─── Records for this exercise ───

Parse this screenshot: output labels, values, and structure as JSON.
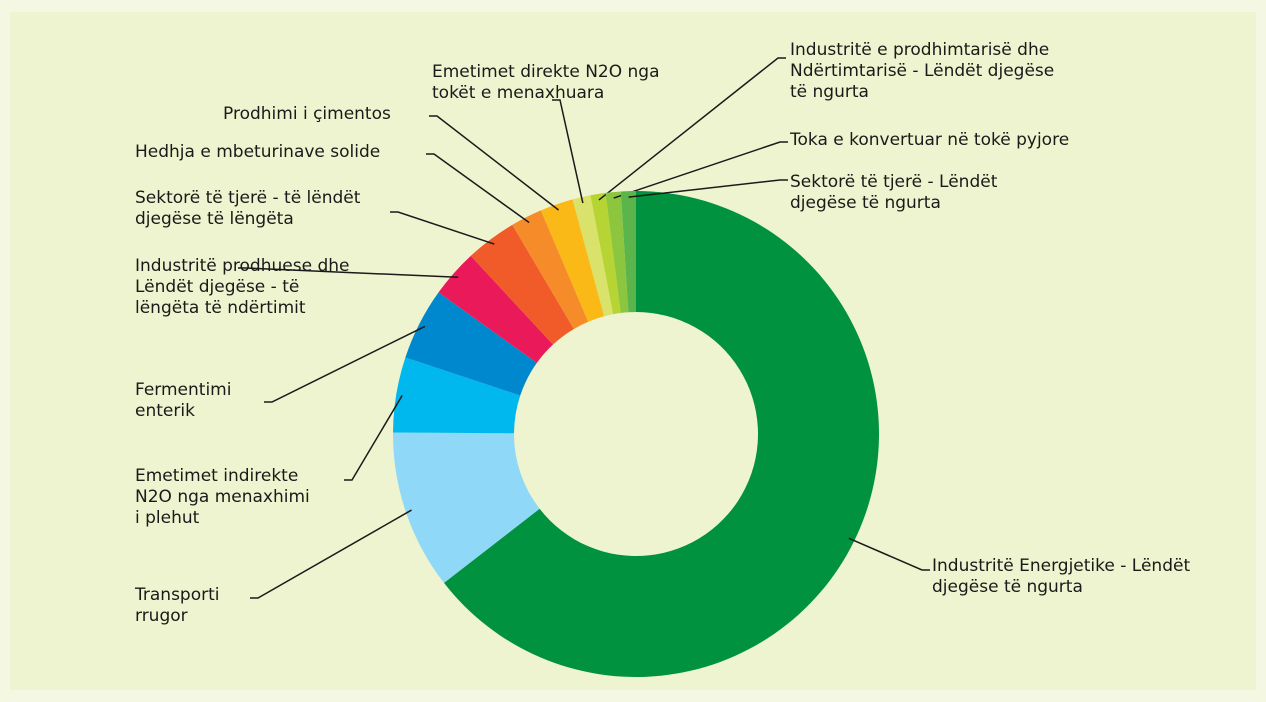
{
  "chart_data": {
    "type": "donut",
    "categories": [
      "Industritë Energjetike - Lëndët djegëse të ngurta",
      "Transporti rrugor",
      "Emetimet indirekte N2O nga menaxhimi i plehut",
      "Fermentimi enterik",
      "Industritë prodhuese dhe Lëndët djegëse - të lëngëta të ndërtimit",
      "Sektorë të tjerë - të lëndët djegëse të lëngëta",
      "Hedhja e mbeturinave solide",
      "Prodhimi i çimentos",
      "Emetimet direkte N2O nga tokët e menaxhuara",
      "Industritë e prodhimtarisë dhe Ndërtimtarisë - Lëndët djegëse të ngurta",
      "Toka e konvertuar në tokë pyjore",
      "Sektorë të tjerë - Lëndët djegëse të ngurta"
    ],
    "values": [
      64.5,
      10.6,
      5.0,
      4.8,
      3.2,
      3.4,
      2.1,
      2.2,
      1.2,
      1.0,
      1.0,
      1.0
    ],
    "colors": [
      "#00923f",
      "#8fd8f8",
      "#00b7ee",
      "#0088cf",
      "#ea1a5a",
      "#f15a29",
      "#f68b2a",
      "#fbb917",
      "#d9e26a",
      "#b6d433",
      "#8cc63f",
      "#5cb54b"
    ]
  }
}
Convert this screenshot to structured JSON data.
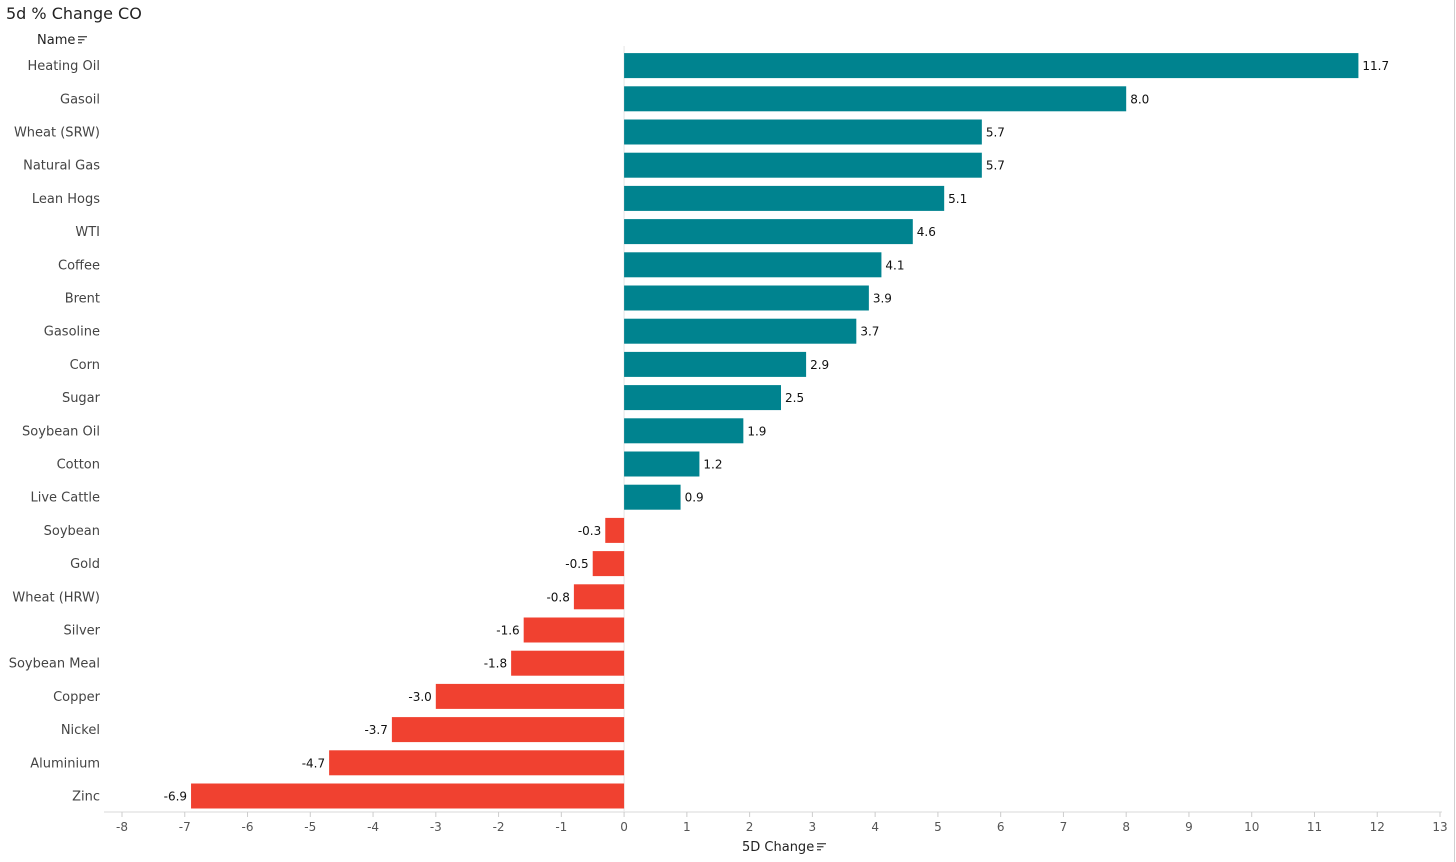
{
  "title": "5d % Change CO",
  "name_header": "Name",
  "axis_title": "5D Change",
  "colors": {
    "positive": "#00838f",
    "negative": "#f04130"
  },
  "chart_data": {
    "type": "bar",
    "orientation": "horizontal",
    "title": "5d % Change CO",
    "ylabel": "Name",
    "xlabel": "5D Change",
    "xlim": [
      -8,
      13
    ],
    "xticks": [
      -8,
      -7,
      -6,
      -5,
      -4,
      -3,
      -2,
      -1,
      0,
      1,
      2,
      3,
      4,
      5,
      6,
      7,
      8,
      9,
      10,
      11,
      12,
      13
    ],
    "categories": [
      "Heating Oil",
      "Gasoil",
      "Wheat (SRW)",
      "Natural Gas",
      "Lean Hogs",
      "WTI",
      "Coffee",
      "Brent",
      "Gasoline",
      "Corn",
      "Sugar",
      "Soybean Oil",
      "Cotton",
      "Live Cattle",
      "Soybean",
      "Gold",
      "Wheat (HRW)",
      "Silver",
      "Soybean Meal",
      "Copper",
      "Nickel",
      "Aluminium",
      "Zinc"
    ],
    "values": [
      11.7,
      8.0,
      5.7,
      5.7,
      5.1,
      4.6,
      4.1,
      3.9,
      3.7,
      2.9,
      2.5,
      1.9,
      1.2,
      0.9,
      -0.3,
      -0.5,
      -0.8,
      -1.6,
      -1.8,
      -3.0,
      -3.7,
      -4.7,
      -6.9
    ],
    "labels": [
      "11.7",
      "8.0",
      "5.7",
      "5.7",
      "5.1",
      "4.6",
      "4.1",
      "3.9",
      "3.7",
      "2.9",
      "2.5",
      "1.9",
      "1.2",
      "0.9",
      "-0.3",
      "-0.5",
      "-0.8",
      "-1.6",
      "-1.8",
      "-3.0",
      "-3.7",
      "-4.7",
      "-6.9"
    ]
  }
}
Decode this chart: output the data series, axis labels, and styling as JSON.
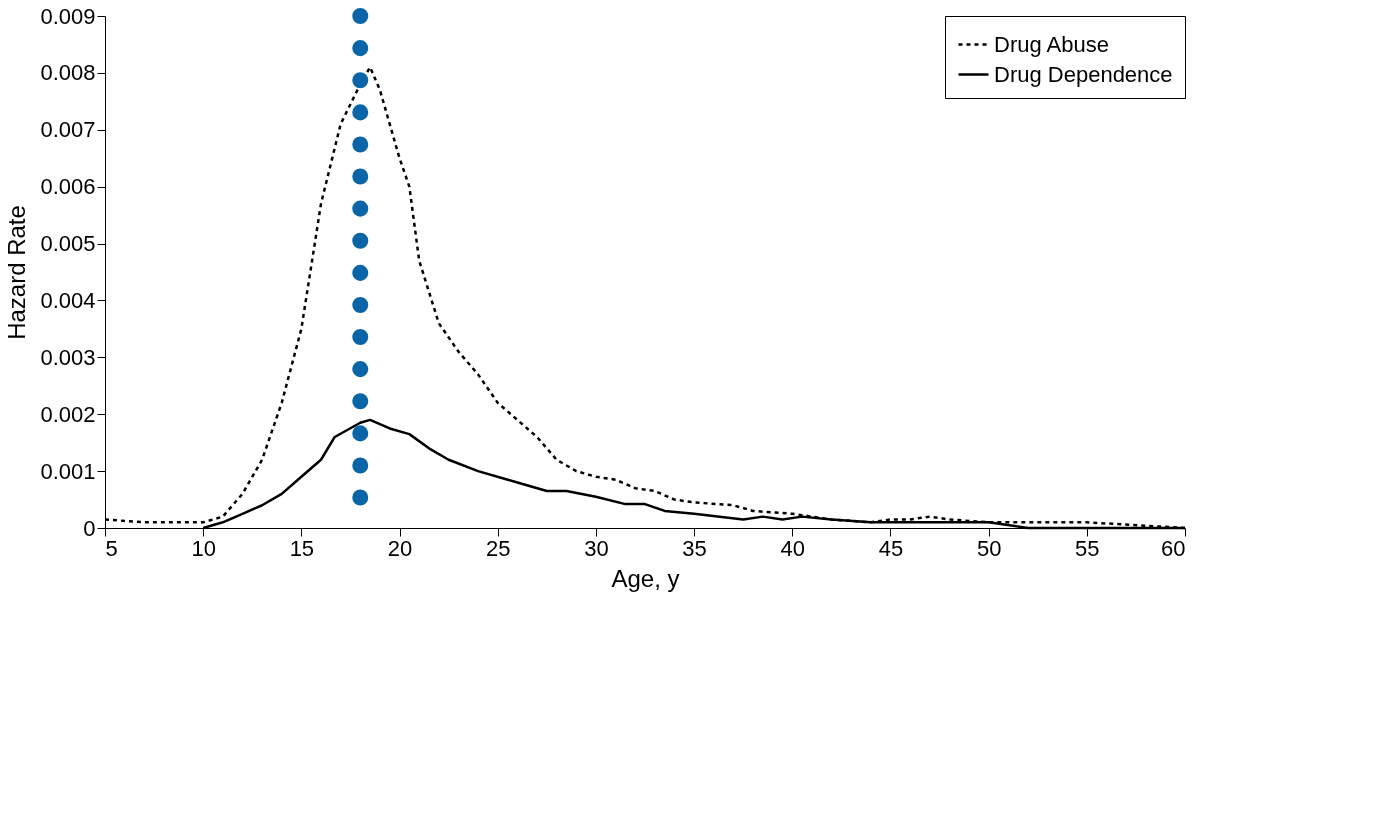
{
  "chart_data": {
    "type": "line",
    "xlabel": "Age, y",
    "ylabel": "Hazard Rate",
    "xlim": [
      5,
      60
    ],
    "xticks": [
      5,
      10,
      15,
      20,
      25,
      30,
      35,
      40,
      45,
      50,
      55,
      60
    ],
    "ylim": [
      0,
      0.009
    ],
    "yticks": [
      0,
      0.001,
      0.002,
      0.003,
      0.004,
      0.005,
      0.006,
      0.007,
      0.008,
      0.009
    ],
    "grid": false,
    "legend": "top right",
    "marker": "none",
    "series": [
      {
        "name": "Drug Abuse",
        "color": "#000000",
        "line_style": "dashed",
        "x": [
          5,
          7,
          9,
          10,
          11,
          12,
          13,
          14,
          15,
          16,
          17,
          18,
          18.5,
          19,
          20,
          20.5,
          21,
          22,
          23,
          24,
          25,
          26,
          27,
          28,
          29,
          30,
          31,
          32,
          33,
          34,
          35,
          37,
          38,
          40,
          42,
          44,
          45,
          46,
          47,
          48,
          50,
          52,
          55,
          60
        ],
        "values": [
          0.00015,
          0.0001,
          0.0001,
          0.0001,
          0.0002,
          0.0006,
          0.0012,
          0.0022,
          0.0035,
          0.0057,
          0.0071,
          0.0078,
          0.0081,
          0.0077,
          0.0065,
          0.006,
          0.0047,
          0.0036,
          0.0031,
          0.0027,
          0.0022,
          0.0019,
          0.0016,
          0.0012,
          0.001,
          0.0009,
          0.00085,
          0.0007,
          0.00065,
          0.0005,
          0.00045,
          0.0004,
          0.0003,
          0.00025,
          0.00015,
          0.0001,
          0.00015,
          0.00015,
          0.0002,
          0.00015,
          0.0001,
          0.0001,
          0.0001,
          0
        ]
      },
      {
        "name": "Drug Dependence",
        "color": "#000000",
        "line_style": "solid",
        "x": [
          10,
          11,
          12,
          13,
          14,
          15,
          16,
          16.7,
          18,
          18.5,
          19.5,
          20.5,
          21.5,
          22.5,
          24,
          26,
          27.5,
          28.5,
          30,
          31.5,
          32.5,
          33.5,
          35,
          37.5,
          38.5,
          39.5,
          40.5,
          42,
          44,
          45,
          47,
          50,
          52,
          60
        ],
        "values": [
          0,
          0.0001,
          0.00025,
          0.0004,
          0.0006,
          0.0009,
          0.0012,
          0.0016,
          0.00185,
          0.0019,
          0.00175,
          0.00165,
          0.0014,
          0.0012,
          0.001,
          0.0008,
          0.00065,
          0.00065,
          0.00055,
          0.00042,
          0.00042,
          0.0003,
          0.00025,
          0.00015,
          0.0002,
          0.00015,
          0.0002,
          0.00015,
          0.0001,
          0.0001,
          0.0001,
          0.0001,
          0,
          0
        ]
      }
    ],
    "ref_lines": [
      {
        "axis": "x",
        "value": 18,
        "label": null,
        "color": "#0a65a8",
        "line_style": "dotted"
      }
    ]
  }
}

───

Exercise – Where a line of the entries contains the word "ngurta", copy that line.

Reply to the task –
      "Industritë Energjetike - Lëndët djegëse të ngurta",
      "Industritë e prodhimtarisë dhe Ndërtimtarisë - Lëndët djegëse të ngurta",
      "Sektorë të tjerë - Lëndët djegëse të ngurta"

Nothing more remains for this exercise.